» EXERCISE REQUIREMENTS: Scan the lines below; pull out those with "Learning".
--
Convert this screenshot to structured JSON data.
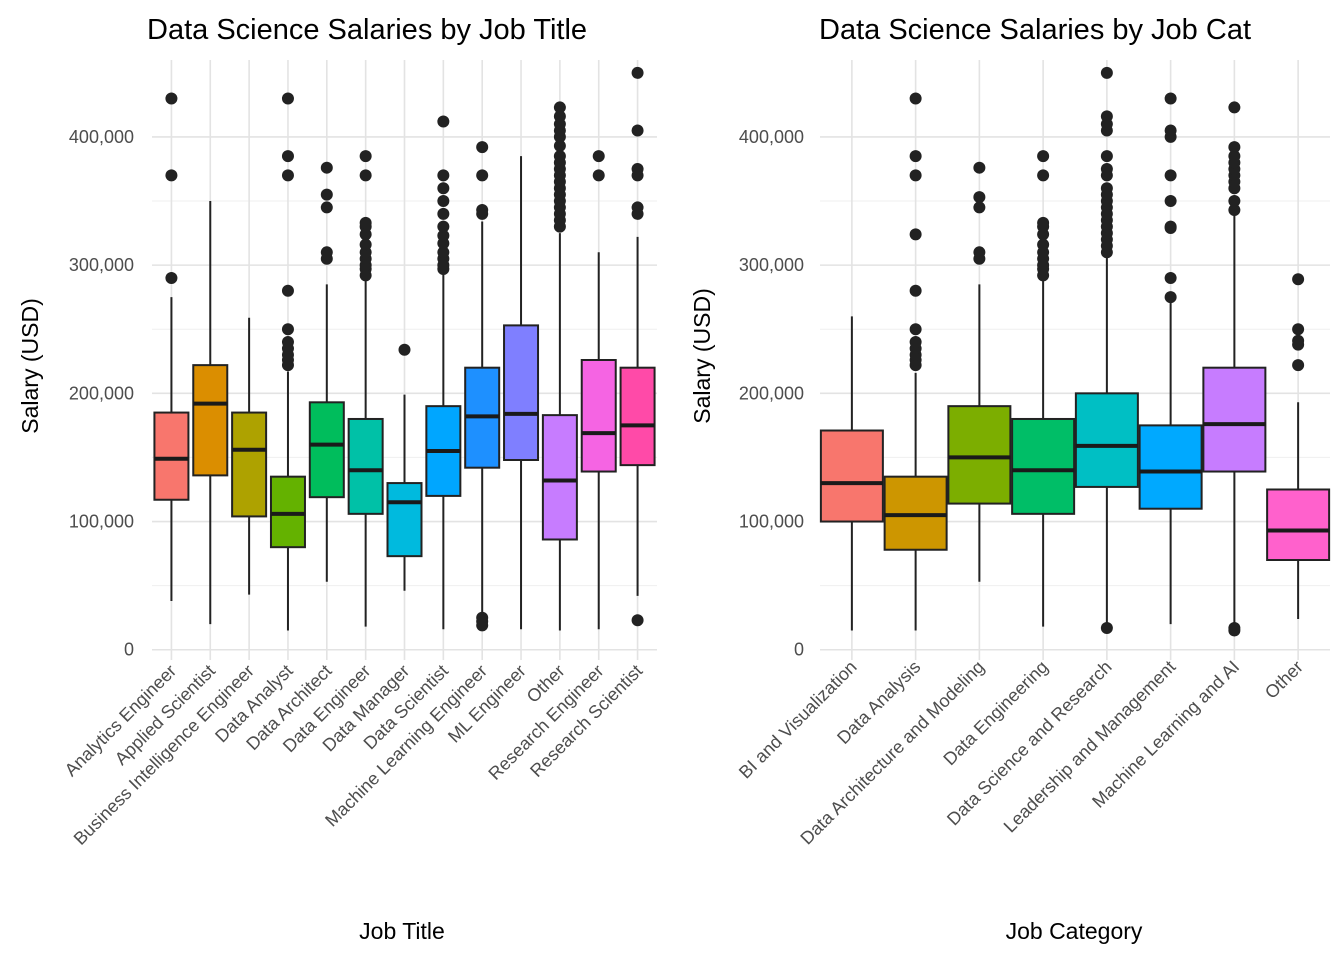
{
  "chart_data": [
    {
      "type": "box",
      "title": "Data Science Salaries by Job Title",
      "xlabel": "Job Title",
      "ylabel": "Salary (USD)",
      "ylim": [
        -8000,
        460000
      ],
      "yticks": [
        0,
        100000,
        200000,
        300000,
        400000
      ],
      "ytick_labels": [
        "0",
        "100,000",
        "200,000",
        "300,000",
        "400,000"
      ],
      "grid": true,
      "legend": "none",
      "boxes": [
        {
          "category": "Analytics Engineer",
          "color": "#F8766D",
          "whisker_low": 38000,
          "q1": 117000,
          "median": 149000,
          "q3": 185000,
          "whisker_high": 275000,
          "outliers": [
            290000,
            370000,
            430000
          ]
        },
        {
          "category": "Applied Scientist",
          "color": "#DB8E00",
          "whisker_low": 20000,
          "q1": 136000,
          "median": 192000,
          "q3": 222000,
          "whisker_high": 350000,
          "outliers": []
        },
        {
          "category": "Business Intelligence Engineer",
          "color": "#AEA200",
          "whisker_low": 43000,
          "q1": 104000,
          "median": 156000,
          "q3": 185000,
          "whisker_high": 259000,
          "outliers": []
        },
        {
          "category": "Data Analyst",
          "color": "#64B200",
          "whisker_low": 15000,
          "q1": 80000,
          "median": 106000,
          "q3": 135000,
          "whisker_high": 217000,
          "outliers": [
            222000,
            226000,
            230000,
            235000,
            240000,
            250000,
            280000,
            370000,
            385000,
            430000
          ]
        },
        {
          "category": "Data Architect",
          "color": "#00BD5C",
          "whisker_low": 53000,
          "q1": 119000,
          "median": 160000,
          "q3": 193000,
          "whisker_high": 285000,
          "outliers": [
            305000,
            310000,
            345000,
            355000,
            376000
          ]
        },
        {
          "category": "Data Engineer",
          "color": "#00C1A7",
          "whisker_low": 18000,
          "q1": 106000,
          "median": 140000,
          "q3": 180000,
          "whisker_high": 288000,
          "outliers": [
            292000,
            297000,
            300000,
            305000,
            310000,
            316000,
            324000,
            330000,
            333000,
            370000,
            385000
          ]
        },
        {
          "category": "Data Manager",
          "color": "#00BADE",
          "whisker_low": 46000,
          "q1": 73000,
          "median": 115000,
          "q3": 130000,
          "whisker_high": 199000,
          "outliers": [
            234000
          ]
        },
        {
          "category": "Data Scientist",
          "color": "#00A6FF",
          "whisker_low": 16000,
          "q1": 120000,
          "median": 155000,
          "q3": 190000,
          "whisker_high": 293000,
          "outliers": [
            297000,
            300000,
            305000,
            310000,
            317000,
            323000,
            330000,
            340000,
            350000,
            360000,
            370000,
            412000
          ]
        },
        {
          "category": "Machine Learning Engineer",
          "color": "#1E90FF",
          "whisker_low": 26000,
          "q1": 142000,
          "median": 182000,
          "q3": 220000,
          "whisker_high": 334000,
          "outliers": [
            19000,
            22000,
            25000,
            340000,
            343000,
            370000,
            392000
          ]
        },
        {
          "category": "ML Engineer",
          "color": "#7F7FFF",
          "whisker_low": 16000,
          "q1": 148000,
          "median": 184000,
          "q3": 253000,
          "whisker_high": 385000,
          "outliers": []
        },
        {
          "category": "Other",
          "color": "#C77CFF",
          "whisker_low": 15000,
          "q1": 86000,
          "median": 132000,
          "q3": 183000,
          "whisker_high": 325000,
          "outliers": [
            330000,
            335000,
            340000,
            345000,
            350000,
            355000,
            360000,
            365000,
            370000,
            375000,
            380000,
            385000,
            393000,
            400000,
            405000,
            410000,
            416000,
            423000
          ]
        },
        {
          "category": "Research Engineer",
          "color": "#F564E3",
          "whisker_low": 16000,
          "q1": 139000,
          "median": 169000,
          "q3": 226000,
          "whisker_high": 310000,
          "outliers": [
            370000,
            385000
          ]
        },
        {
          "category": "Research Scientist",
          "color": "#FF4AA8",
          "whisker_low": 42000,
          "q1": 144000,
          "median": 175000,
          "q3": 220000,
          "whisker_high": 322000,
          "outliers": [
            23000,
            340000,
            345000,
            370000,
            375000,
            405000,
            450000
          ]
        }
      ]
    },
    {
      "type": "box",
      "title": "Data Science Salaries by Job Cat",
      "xlabel": "Job Category",
      "ylabel": "Salary (USD)",
      "ylim": [
        -8000,
        460000
      ],
      "yticks": [
        0,
        100000,
        200000,
        300000,
        400000
      ],
      "ytick_labels": [
        "0",
        "100,000",
        "200,000",
        "300,000",
        "400,000"
      ],
      "grid": true,
      "legend": "none",
      "boxes": [
        {
          "category": "BI and Visualization",
          "color": "#F8766D",
          "whisker_low": 15000,
          "q1": 100000,
          "median": 130000,
          "q3": 171000,
          "whisker_high": 260000,
          "outliers": []
        },
        {
          "category": "Data Analysis",
          "color": "#CD9600",
          "whisker_low": 15000,
          "q1": 78000,
          "median": 105000,
          "q3": 135000,
          "whisker_high": 216000,
          "outliers": [
            222000,
            226000,
            230000,
            235000,
            240000,
            250000,
            280000,
            324000,
            370000,
            385000,
            430000
          ]
        },
        {
          "category": "Data Architecture and Modeling",
          "color": "#7CAE00",
          "whisker_low": 53000,
          "q1": 114000,
          "median": 150000,
          "q3": 190000,
          "whisker_high": 285000,
          "outliers": [
            305000,
            310000,
            345000,
            353000,
            376000
          ]
        },
        {
          "category": "Data Engineering",
          "color": "#00BE67",
          "whisker_low": 18000,
          "q1": 106000,
          "median": 140000,
          "q3": 180000,
          "whisker_high": 288000,
          "outliers": [
            292000,
            297000,
            300000,
            305000,
            310000,
            316000,
            324000,
            330000,
            333000,
            370000,
            385000
          ]
        },
        {
          "category": "Data Science and Research",
          "color": "#00BFC4",
          "whisker_low": 16000,
          "q1": 127000,
          "median": 159000,
          "q3": 200000,
          "whisker_high": 307000,
          "outliers": [
            17000,
            310000,
            315000,
            320000,
            325000,
            330000,
            335000,
            340000,
            345000,
            350000,
            355000,
            360000,
            370000,
            375000,
            385000,
            405000,
            410000,
            416000,
            450000
          ]
        },
        {
          "category": "Leadership and Management",
          "color": "#00A9FF",
          "whisker_low": 20000,
          "q1": 110000,
          "median": 139000,
          "q3": 175000,
          "whisker_high": 275000,
          "outliers": [
            275000,
            290000,
            329000,
            330000,
            350000,
            370000,
            400000,
            405000,
            430000
          ]
        },
        {
          "category": "Machine Learning and AI",
          "color": "#C77CFF",
          "whisker_low": 16000,
          "q1": 139000,
          "median": 176000,
          "q3": 220000,
          "whisker_high": 342000,
          "outliers": [
            15000,
            17000,
            343000,
            350000,
            360000,
            365000,
            370000,
            375000,
            380000,
            385000,
            392000,
            423000
          ]
        },
        {
          "category": "Other",
          "color": "#FF61CC",
          "whisker_low": 24000,
          "q1": 70000,
          "median": 93000,
          "q3": 125000,
          "whisker_high": 193000,
          "outliers": [
            222000,
            238000,
            241000,
            250000,
            289000
          ]
        }
      ]
    }
  ]
}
--
» ANSWER TO THIS PROBLEM:
          "category": "Machine Learning Engineer",
          "category": "Machine Learning and AI",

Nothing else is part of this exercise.